**TASK**
Retype all the entries word for word, but omit the pictures.

(Records excerpted from a collection)
★ ★ ★ ★ ★ ★ ★

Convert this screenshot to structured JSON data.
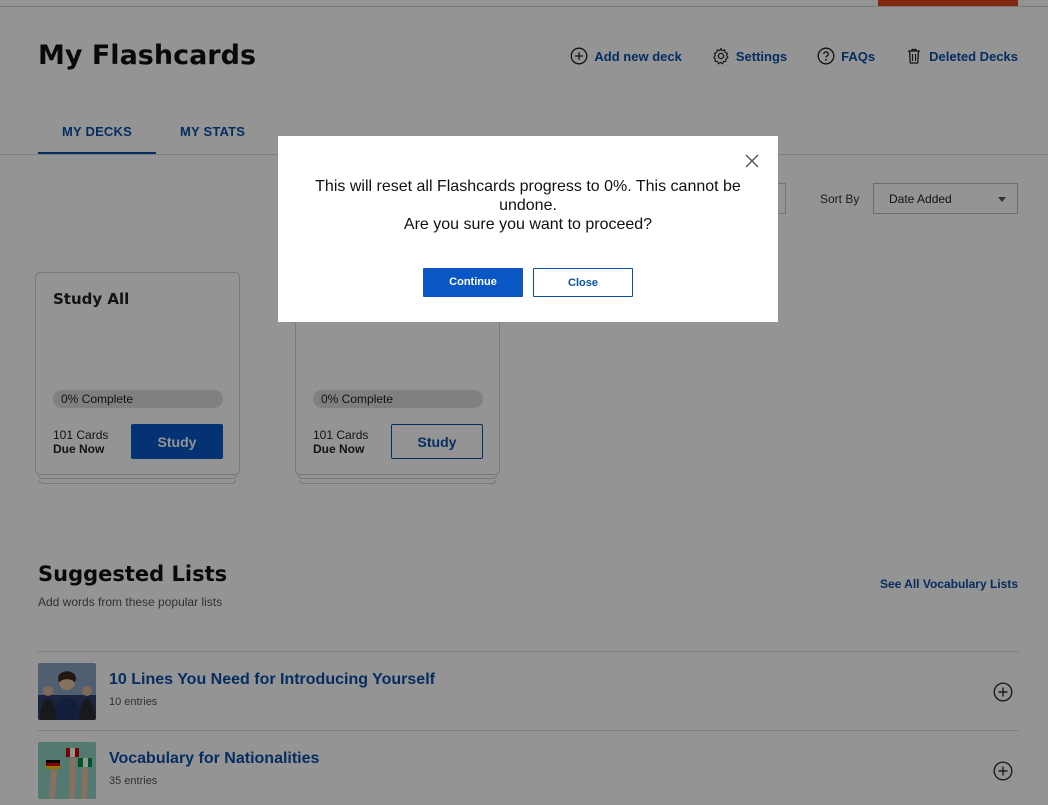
{
  "page": {
    "title": "My Flashcards",
    "header_links": [
      {
        "label": "Add new deck",
        "icon": "plus-circle-icon"
      },
      {
        "label": "Settings",
        "icon": "gear-icon"
      },
      {
        "label": "FAQs",
        "icon": "question-circle-icon"
      },
      {
        "label": "Deleted Decks",
        "icon": "trash-icon"
      }
    ]
  },
  "tabs": [
    {
      "label": "MY DECKS",
      "active": true
    },
    {
      "label": "MY STATS",
      "active": false
    }
  ],
  "controls": {
    "sort_label": "Sort By",
    "sort_value": "Date Added"
  },
  "decks": [
    {
      "title": "Study All",
      "progress_label": "0% Complete",
      "progress": 0,
      "cards": "101 Cards",
      "due": "Due Now",
      "button": "Study"
    },
    {
      "title": "",
      "progress_label": "0% Complete",
      "progress": 0,
      "cards": "101 Cards",
      "due": "Due Now",
      "button": "Study"
    }
  ],
  "suggested": {
    "title": "Suggested Lists",
    "subtitle": "Add words from these popular lists",
    "see_all": "See All Vocabulary Lists",
    "items": [
      {
        "title": "10 Lines You Need for Introducing Yourself",
        "entries": "10 entries"
      },
      {
        "title": "Vocabulary for Nationalities",
        "entries": "35 entries"
      }
    ]
  },
  "modal": {
    "line1": "This will reset all Flashcards progress to 0%. This cannot be undone.",
    "line2": "Are you sure you want to proceed?",
    "continue_label": "Continue",
    "close_label": "Close"
  },
  "colors": {
    "brand_blue": "#0a4fa6",
    "button_blue": "#0a56c5",
    "accent_orange": "#e0451a"
  }
}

★ ★ ★ ★ ★ ★ ★

**RESPONSE FOR THIS EXERCISE**
Convert this screenshot to structured JSON data.
{
  "page": {
    "title": "My Flashcards",
    "header_links": [
      {
        "label": "Add new deck",
        "icon": "plus-circle-icon"
      },
      {
        "label": "Settings",
        "icon": "gear-icon"
      },
      {
        "label": "FAQs",
        "icon": "question-circle-icon"
      },
      {
        "label": "Deleted Decks",
        "icon": "trash-icon"
      }
    ]
  },
  "tabs": [
    {
      "label": "MY DECKS",
      "active": true
    },
    {
      "label": "MY STATS",
      "active": false
    }
  ],
  "controls": {
    "sort_label": "Sort By",
    "sort_value": "Date Added"
  },
  "decks": [
    {
      "title": "Study All",
      "progress_label": "0% Complete",
      "progress": 0,
      "cards": "101 Cards",
      "due": "Due Now",
      "button": "Study"
    },
    {
      "title": "",
      "progress_label": "0% Complete",
      "progress": 0,
      "cards": "101 Cards",
      "due": "Due Now",
      "button": "Study"
    }
  ],
  "suggested": {
    "title": "Suggested Lists",
    "subtitle": "Add words from these popular lists",
    "see_all": "See All Vocabulary Lists",
    "items": [
      {
        "title": "10 Lines You Need for Introducing Yourself",
        "entries": "10 entries"
      },
      {
        "title": "Vocabulary for Nationalities",
        "entries": "35 entries"
      }
    ]
  },
  "modal": {
    "line1": "This will reset all Flashcards progress to 0%. This cannot be undone.",
    "line2": "Are you sure you want to proceed?",
    "continue_label": "Continue",
    "close_label": "Close"
  },
  "colors": {
    "brand_blue": "#0a4fa6",
    "button_blue": "#0a56c5",
    "accent_orange": "#e0451a"
  }
}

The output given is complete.